Exercise »
Count the lines in the records below that contain the word "haben", and give only that count.
***
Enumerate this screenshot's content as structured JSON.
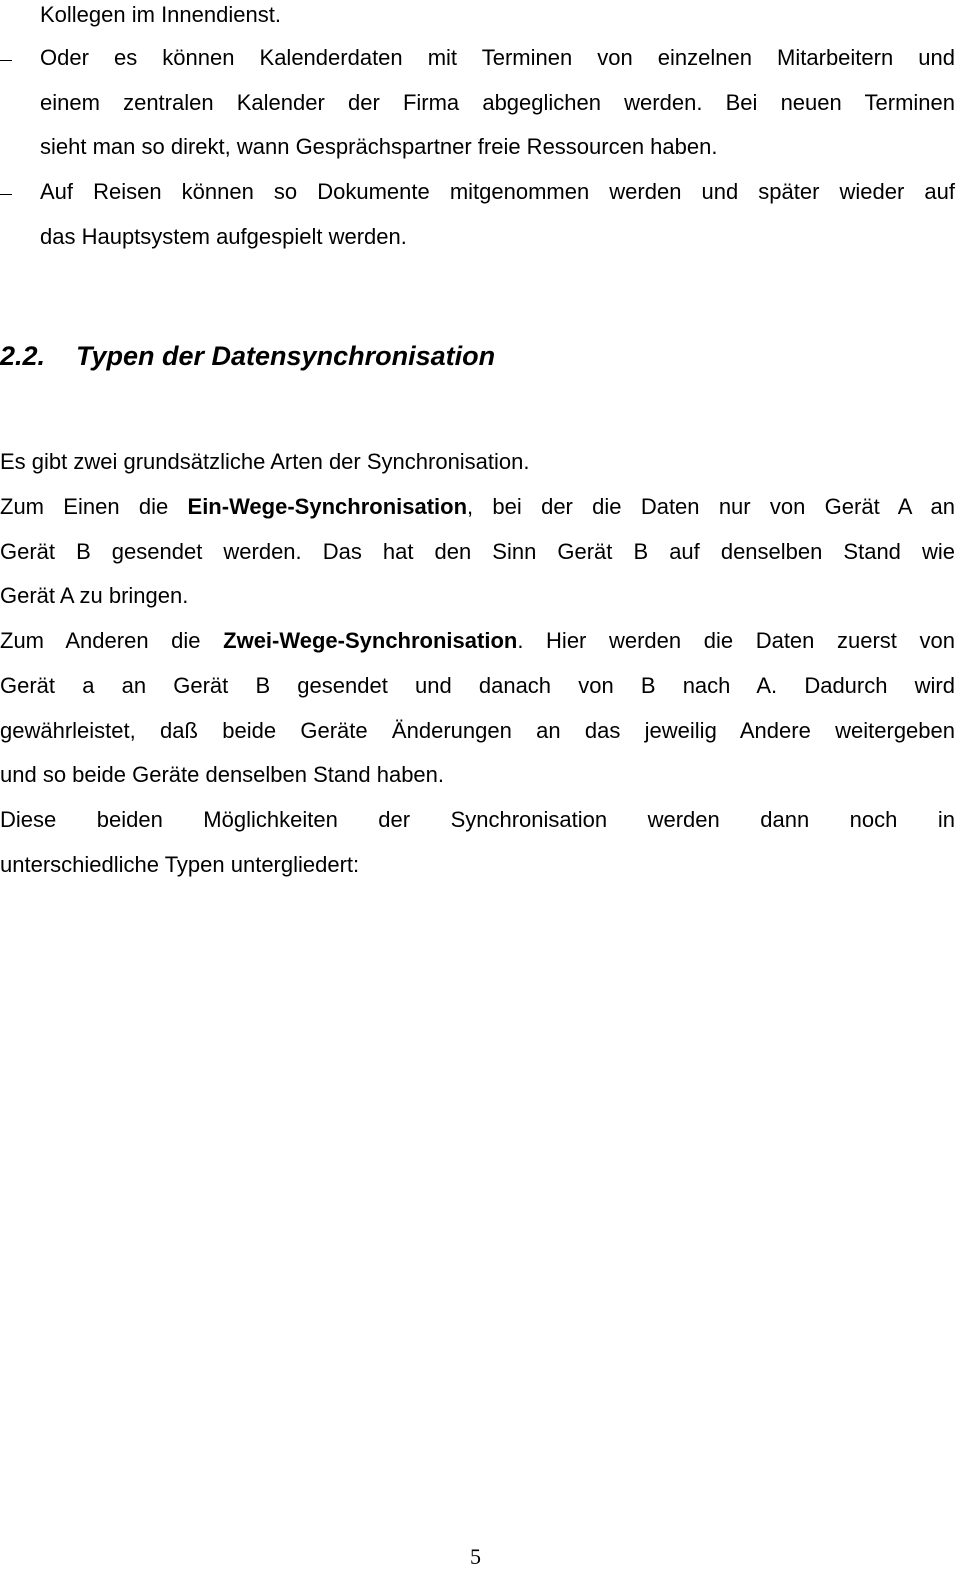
{
  "bullets": {
    "continuation": "Kollegen im Innendienst.",
    "items": [
      {
        "lines": [
          "Oder es können Kalenderdaten mit Terminen von einzelnen Mitarbeitern und",
          "einem zentralen Kalender der Firma abgeglichen werden. Bei neuen Terminen",
          "sieht man so direkt, wann Gesprächspartner freie Ressourcen haben."
        ]
      },
      {
        "lines": [
          "Auf Reisen können so Dokumente mitgenommen werden und später wieder auf",
          "das Hauptsystem aufgespielt werden."
        ]
      }
    ]
  },
  "section": {
    "number": "2.2.",
    "title": "Typen der Datensynchronisation"
  },
  "body": {
    "intro": "Es gibt zwei grundsätzliche Arten der Synchronisation.",
    "one_way": {
      "prefix": "Zum Einen die ",
      "term": "Ein-Wege-Synchronisation",
      "suffix": ", bei der die Daten nur von Gerät A an",
      "line2": "Gerät B gesendet werden. Das hat den Sinn Gerät B auf denselben Stand wie",
      "line3": "Gerät A zu bringen."
    },
    "two_way": {
      "prefix": "Zum Anderen die ",
      "term": "Zwei-Wege-Synchronisation",
      "suffix": ". Hier werden die Daten zuerst von",
      "line2": "Gerät a an Gerät B gesendet und danach von B nach A. Dadurch wird",
      "line3": "gewährleistet, daß beide Geräte Änderungen an das jeweilig Andere weitergeben",
      "line4": "und so beide Geräte denselben Stand haben."
    },
    "closing": {
      "line1": "Diese beiden Möglichkeiten der Synchronisation werden dann noch in",
      "line2": "unterschiedliche Typen untergliedert:"
    }
  },
  "footer": {
    "page_number": "5"
  }
}
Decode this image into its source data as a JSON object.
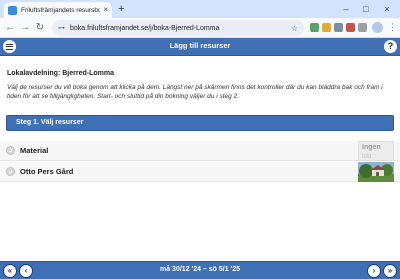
{
  "browser": {
    "tab_title": "Friluftsfrämjandets resursboknin",
    "tab_close": "×",
    "new_tab": "+",
    "minimize": "–",
    "maximize": "□",
    "close_window": "×",
    "back": "←",
    "forward": "→",
    "reload": "↻",
    "url": "boka.friluftsframjandet.se/j/boka-Bjerred-Lomma",
    "site_info": "⊶",
    "bookmark": "☆",
    "menu": "⋮"
  },
  "header": {
    "title": "Lägg till resurser",
    "help": "?"
  },
  "main": {
    "lokalavdelning": "Lokalavdelning: Bjerred-Lomma",
    "intro": "Välj de resurser du vill boka genom att klicka på dem. Längst ner på skärmen finns det kontroller där du kan bläddra bak och fram i tiden för att se tillgängligheten. Start- och sluttid på din bokning väljer du i steg 2.",
    "step_title": "Steg 1. Välj resurser",
    "resources": [
      {
        "name": "Material",
        "thumb_text": "Ingen",
        "thumb_subtext": "bild"
      },
      {
        "name": "Otto Pers Gård"
      }
    ]
  },
  "footer": {
    "range": "må 30/12 '24 – sö 5/1 '25",
    "first": "«",
    "prev": "‹",
    "next": "›",
    "last": "»"
  },
  "colors": {
    "accent": "#3f6fb5",
    "browser_tab_bg": "#d3e3fd"
  }
}
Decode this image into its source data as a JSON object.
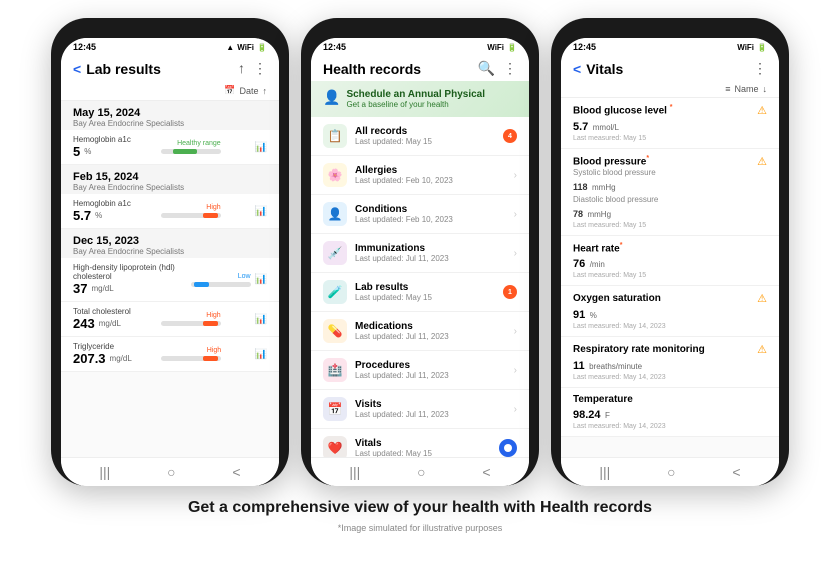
{
  "phones": [
    {
      "id": "lab-results",
      "time": "12:45",
      "header_back": "<",
      "header_title": "Lab results",
      "header_menu": "⋮",
      "filter_label": "Date",
      "sections": [
        {
          "date": "May 15, 2024",
          "provider": "Bay Area Endocrine Specialists",
          "items": [
            {
              "name": "Hemoglobin a1c",
              "value": "5",
              "unit": "%",
              "range_type": "healthy",
              "range_label": "Healthy range"
            }
          ]
        },
        {
          "date": "Feb 15, 2024",
          "provider": "Bay Area Endocrine Specialists",
          "items": [
            {
              "name": "Hemoglobin a1c",
              "value": "5.7",
              "unit": "%",
              "range_type": "high",
              "range_label": "High"
            }
          ]
        },
        {
          "date": "Dec 15, 2023",
          "provider": "Bay Area Endocrine Specialists",
          "items": [
            {
              "name": "High-density lipoprotein (hdl) cholesterol",
              "value": "37",
              "unit": "mg/dL",
              "range_type": "low",
              "range_label": "Low"
            },
            {
              "name": "Total cholesterol",
              "value": "243",
              "unit": "mg/dL",
              "range_type": "high",
              "range_label": "High"
            },
            {
              "name": "Triglyceride",
              "value": "207.3",
              "unit": "mg/dL",
              "range_type": "high",
              "range_label": "High"
            }
          ]
        }
      ]
    },
    {
      "id": "health-records",
      "time": "12:45",
      "header_title": "Health records",
      "header_search": "🔍",
      "header_menu": "⋮",
      "banner_icon": "👤",
      "banner_title": "Schedule an Annual Physical",
      "banner_sub": "Get a baseline of your health",
      "records": [
        {
          "icon": "📋",
          "icon_class": "green",
          "name": "All records",
          "date": "Last updated: May 15",
          "badge": "4"
        },
        {
          "icon": "🌸",
          "icon_class": "yellow",
          "name": "Allergies",
          "date": "Last updated: Feb 10, 2023",
          "badge": ""
        },
        {
          "icon": "👤",
          "icon_class": "blue",
          "name": "Conditions",
          "date": "Last updated: Feb 10, 2023",
          "badge": ""
        },
        {
          "icon": "💉",
          "icon_class": "purple",
          "name": "Immunizations",
          "date": "Last updated: Jul 11, 2023",
          "badge": ""
        },
        {
          "icon": "🧪",
          "icon_class": "teal",
          "name": "Lab results",
          "date": "Last updated: May 15",
          "badge": "1"
        },
        {
          "icon": "💊",
          "icon_class": "orange",
          "name": "Medications",
          "date": "Last updated: Jul 11, 2023",
          "badge": ""
        },
        {
          "icon": "🏥",
          "icon_class": "pink",
          "name": "Procedures",
          "date": "Last updated: Jul 11, 2023",
          "badge": ""
        },
        {
          "icon": "📅",
          "icon_class": "indigo",
          "name": "Visits",
          "date": "Last updated: Jul 11, 2023",
          "badge": ""
        },
        {
          "icon": "❤️",
          "icon_class": "brown",
          "name": "Vitals",
          "date": "Last updated: May 15",
          "badge": ""
        }
      ]
    },
    {
      "id": "vitals",
      "time": "12:45",
      "header_back": "<",
      "header_title": "Vitals",
      "header_menu": "⋮",
      "filter_label": "Name",
      "vitals": [
        {
          "name": "Blood glucose level",
          "asterisk": true,
          "alert": true,
          "value": "5.7",
          "unit": "mmol/L",
          "date": "Last measured: May 15"
        },
        {
          "name": "Blood pressure",
          "asterisk": true,
          "alert": true,
          "sub1_label": "Systolic blood pressure",
          "sub1_value": "118",
          "sub1_unit": "mmHg",
          "sub2_label": "Diastolic blood pressure",
          "sub2_value": "78",
          "sub2_unit": "mmHg",
          "date": "Last measured: May 15"
        },
        {
          "name": "Heart rate",
          "asterisk": true,
          "alert": false,
          "value": "76",
          "unit": "/min",
          "date": "Last measured: May 15"
        },
        {
          "name": "Oxygen saturation",
          "asterisk": false,
          "alert": true,
          "value": "91",
          "unit": "%",
          "date": "Last measured: May 14, 2023"
        },
        {
          "name": "Respiratory rate monitoring",
          "asterisk": false,
          "alert": true,
          "value": "11",
          "unit": "breaths/minute",
          "date": "Last measured: May 14, 2023"
        },
        {
          "name": "Temperature",
          "asterisk": false,
          "alert": false,
          "value": "98.24",
          "unit": "F",
          "date": "Last measured: May 14, 2023"
        }
      ]
    }
  ],
  "caption": "Get a comprehensive view of your health with Health records",
  "subcaption": "*Image simulated for illustrative purposes",
  "nav_buttons": [
    "|||",
    "○",
    "<"
  ]
}
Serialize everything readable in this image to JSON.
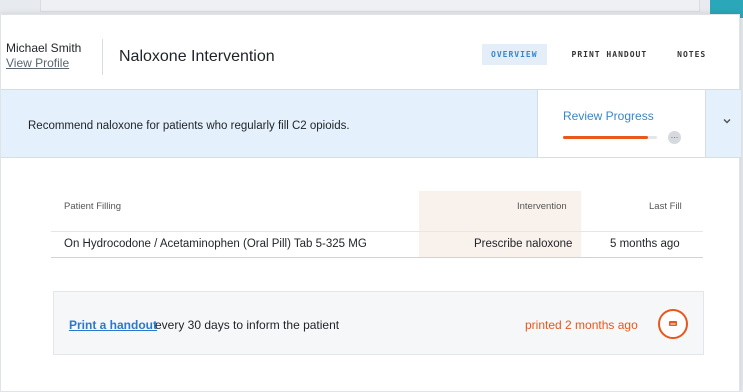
{
  "header": {
    "patient_name": "Michael Smith",
    "view_profile": "View Profile",
    "title": "Naloxone Intervention",
    "tabs": [
      {
        "label": "OVERVIEW",
        "active": true
      },
      {
        "label": "PRINT HANDOUT",
        "active": false
      },
      {
        "label": "NOTES",
        "active": false
      }
    ]
  },
  "banner": {
    "text": "Recommend naloxone for patients who regularly fill C2 opioids.",
    "progress_label": "Review Progress",
    "progress_fraction": 0.9,
    "more_icon": "ellipsis-icon",
    "expand_icon": "chevron-down-icon"
  },
  "table": {
    "headers": [
      "Patient Filling",
      "Intervention",
      "Last Fill"
    ],
    "rows": [
      [
        "On Hydrocodone / Acetaminophen (Oral Pill) Tab 5-325 MG",
        "Prescribe naloxone",
        "5 months ago"
      ]
    ]
  },
  "handout": {
    "link": "Print a handout",
    "text": "every 30 days to inform the patient",
    "printed": "printed 2 months ago",
    "icon": "print-icon"
  },
  "colors": {
    "accent_blue": "#3a86c8",
    "accent_orange": "#e8581c",
    "banner_bg": "#e4f0fb"
  }
}
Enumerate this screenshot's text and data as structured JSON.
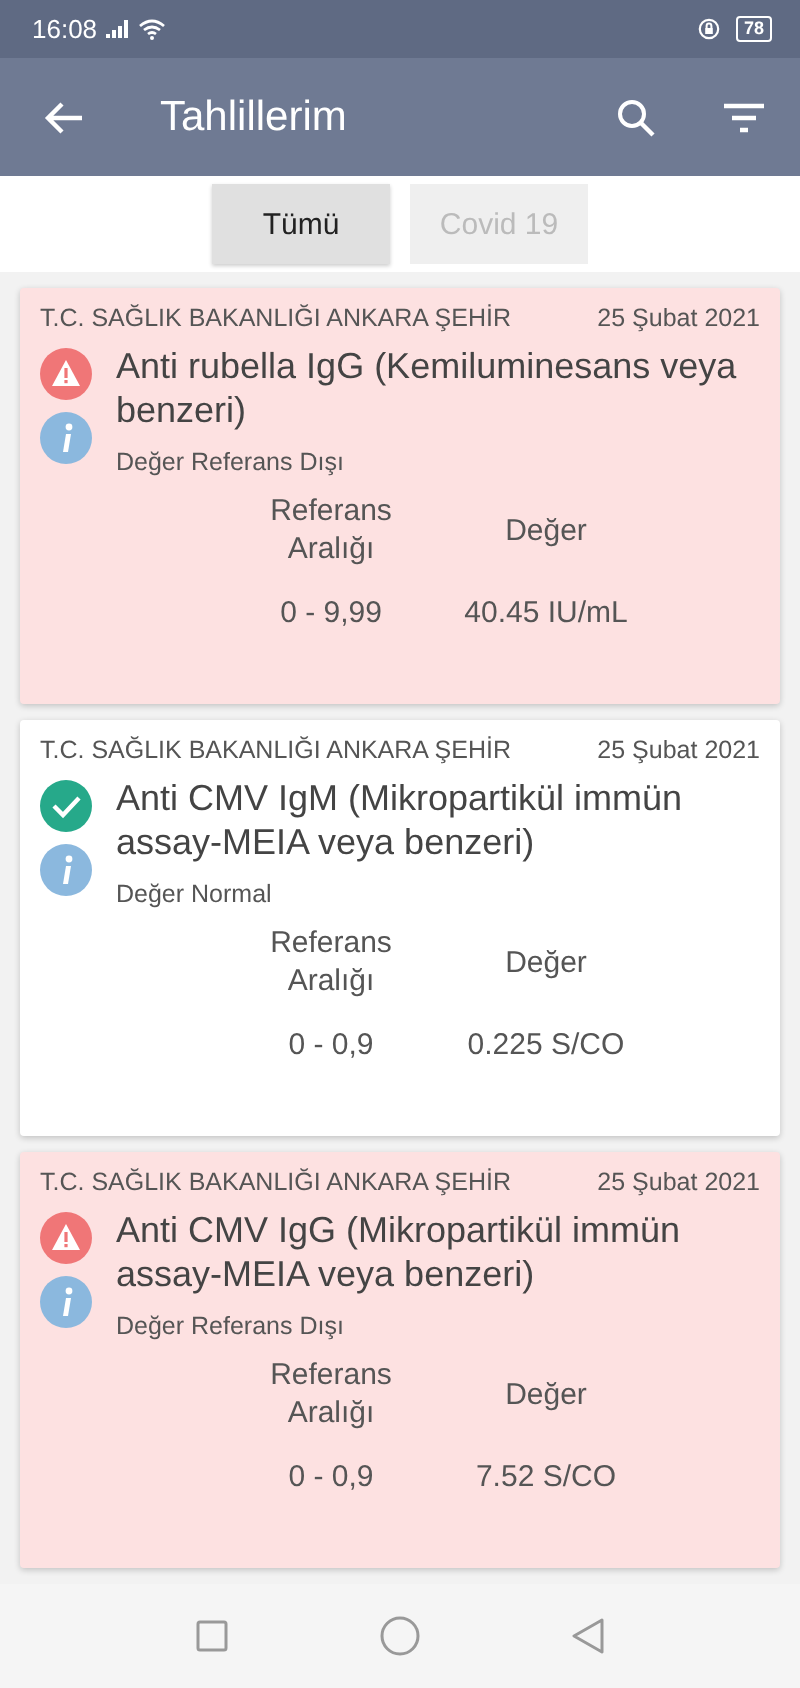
{
  "status_bar": {
    "time": "16:08",
    "battery": "78"
  },
  "app_bar": {
    "title": "Tahlillerim"
  },
  "tabs": [
    {
      "label": "Tümü",
      "selected": true
    },
    {
      "label": "Covid 19",
      "selected": false
    }
  ],
  "results": [
    {
      "kind": "alert",
      "hospital": "T.C. SAĞLIK BAKANLIĞI ANKARA ŞEHİR",
      "date": "25 Şubat 2021",
      "test": "Anti rubella IgG (Kemiluminesans veya benzeri)",
      "status": "Değer Referans Dışı",
      "reference_label": "Referans Aralığı",
      "value_label": "Değer",
      "reference": "0 - 9,99",
      "value": "40.45 IU/mL"
    },
    {
      "kind": "normal",
      "hospital": "T.C. SAĞLIK BAKANLIĞI ANKARA ŞEHİR",
      "date": "25 Şubat 2021",
      "test": "Anti CMV IgM (Mikropartikül immün assay-MEIA veya benzeri)",
      "status": "Değer Normal",
      "reference_label": "Referans Aralığı",
      "value_label": "Değer",
      "reference": "0 - 0,9",
      "value": "0.225 S/CO"
    },
    {
      "kind": "alert",
      "hospital": "T.C. SAĞLIK BAKANLIĞI ANKARA ŞEHİR",
      "date": "25 Şubat 2021",
      "test": "Anti CMV IgG (Mikropartikül immün assay-MEIA veya benzeri)",
      "status": "Değer Referans Dışı",
      "reference_label": "Referans Aralığı",
      "value_label": "Değer",
      "reference": "0 - 0,9",
      "value": "7.52 S/CO"
    }
  ]
}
***
Result »
2